§ **Exercise directions**
Where a line contains the string "subtitle", copy that line.

§ **Data in this exercise**
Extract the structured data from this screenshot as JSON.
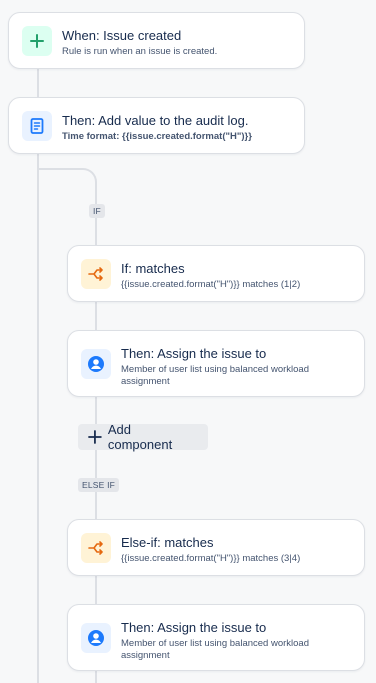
{
  "trigger": {
    "title": "When: Issue created",
    "subtitle": "Rule is run when an issue is created.",
    "icon": "plus-icon",
    "color": "#22a06b"
  },
  "audit": {
    "title": "Then: Add value to the audit log.",
    "subtitle": "Time format: {{issue.created.format(\"H\")}}",
    "icon": "document-icon",
    "color": "#1d7afc"
  },
  "if_tag": "IF",
  "if_card": {
    "title": "If: matches",
    "subtitle": "{{issue.created.format(\"H\")}} matches (1|2)",
    "icon": "branch-icon",
    "color": "#e56910"
  },
  "assign1": {
    "title": "Then: Assign the issue to",
    "subtitle": "Member of user list using balanced workload assignment",
    "icon": "user-icon",
    "color": "#1d7afc"
  },
  "add_component": {
    "label": "Add component"
  },
  "else_if_tag": "ELSE IF",
  "else_if_card": {
    "title": "Else-if: matches",
    "subtitle": "{{issue.created.format(\"H\")}} matches (3|4)",
    "icon": "branch-icon",
    "color": "#e56910"
  },
  "assign2": {
    "title": "Then: Assign the issue to",
    "subtitle": "Member of user list using balanced workload assignment",
    "icon": "user-icon",
    "color": "#1d7afc"
  }
}
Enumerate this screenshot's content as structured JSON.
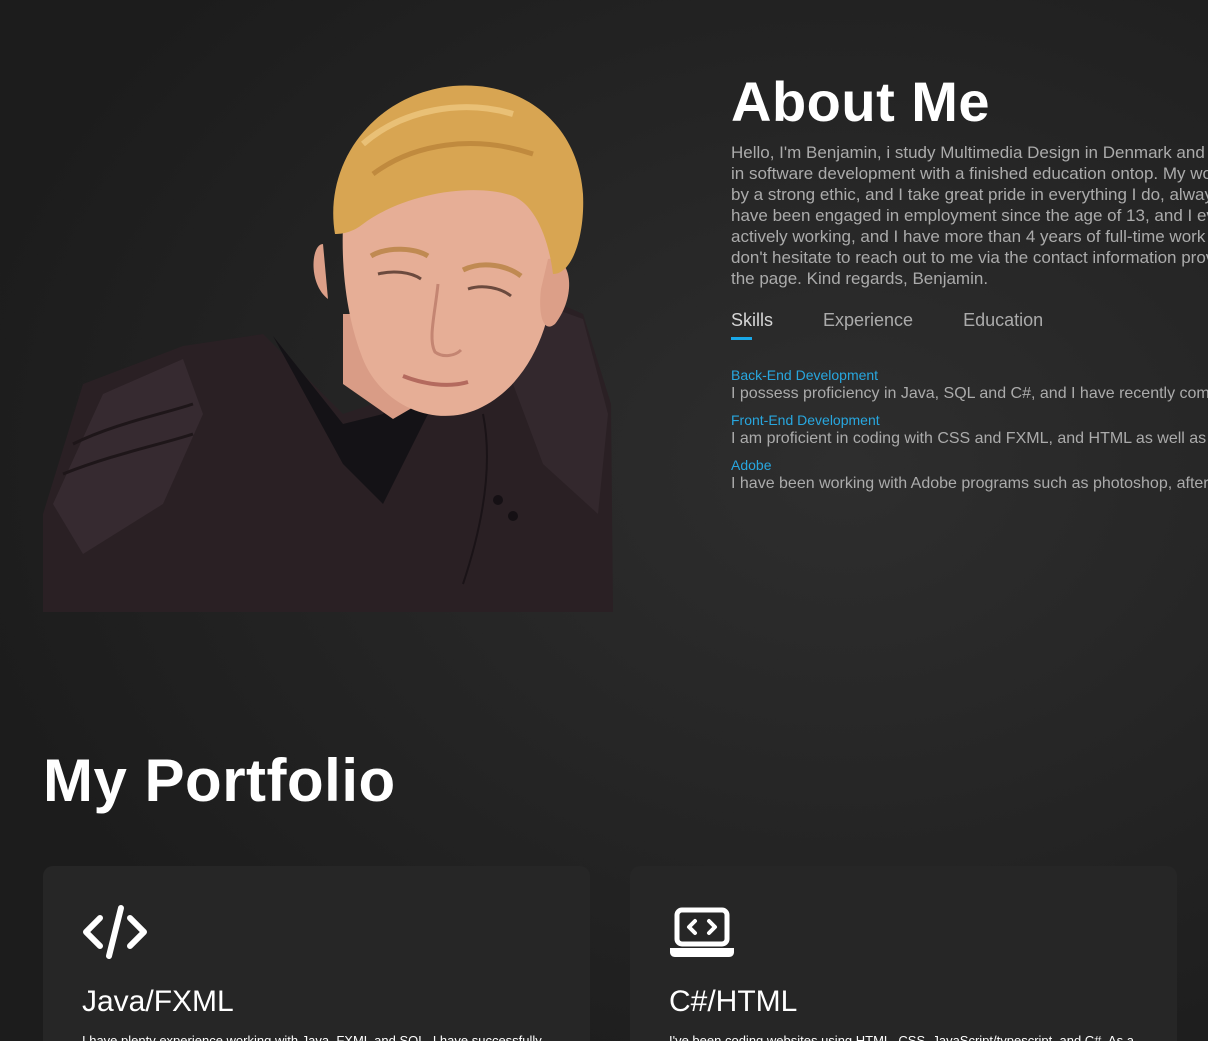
{
  "about": {
    "title": "About Me",
    "paragraph": "Hello, I'm Benjamin, i study Multimedia Design in Denmark and have a background in software development with a finished education ontop. My work is characterized by a strong ethic, and I take great pride in everything I do, always giving my best. I have been engaged in employment since the age of 13, and I ever since been actively working, and I have more than 4 years of full-time work experience. Please don't hesitate to reach out to me via the contact information provided further down the page. Kind regards, Benjamin.",
    "tabs": [
      {
        "label": "Skills"
      },
      {
        "label": "Experience"
      },
      {
        "label": "Education"
      }
    ],
    "skills": [
      {
        "title": "Back-End Development",
        "desc": "I possess proficiency in Java, SQL and C#, and I have recently completed projects in all of them."
      },
      {
        "title": "Front-End Development",
        "desc": "I am proficient in coding with CSS and FXML, and HTML as well as JavaScript and TypeScript."
      },
      {
        "title": "Adobe",
        "desc": "I have been working with Adobe programs such as photoshop, after effects and premiere pro for years."
      }
    ]
  },
  "portfolio": {
    "title": "My Portfolio",
    "cards": [
      {
        "icon": "code-icon",
        "title": "Java/FXML",
        "desc": "I have plenty experience working with Java, FXML and SQL. I have successfully"
      },
      {
        "icon": "laptop-code-icon",
        "title": "C#/HTML",
        "desc": "I've been coding websites using HTML, CSS, JavaScript/typescript, and C#. As a"
      }
    ]
  },
  "colors": {
    "accent": "#19a8e8",
    "skill_title": "#28a7df",
    "muted_text": "#ababab",
    "card_bg": "#262626"
  }
}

§ **Task output**
    "subtitle": "Rule is run when an issue is created.",
    "subtitle": "Time format: {{issue.created.format(\"H\")}}",
    "subtitle": "{{issue.created.format(\"H\")}} matches (1|2)",
    "subtitle": "Member of user list using balanced workload assignment",
    "subtitle": "{{issue.created.format(\"H\")}} matches (3|4)",
    "subtitle": "Member of user list using balanced workload assignment",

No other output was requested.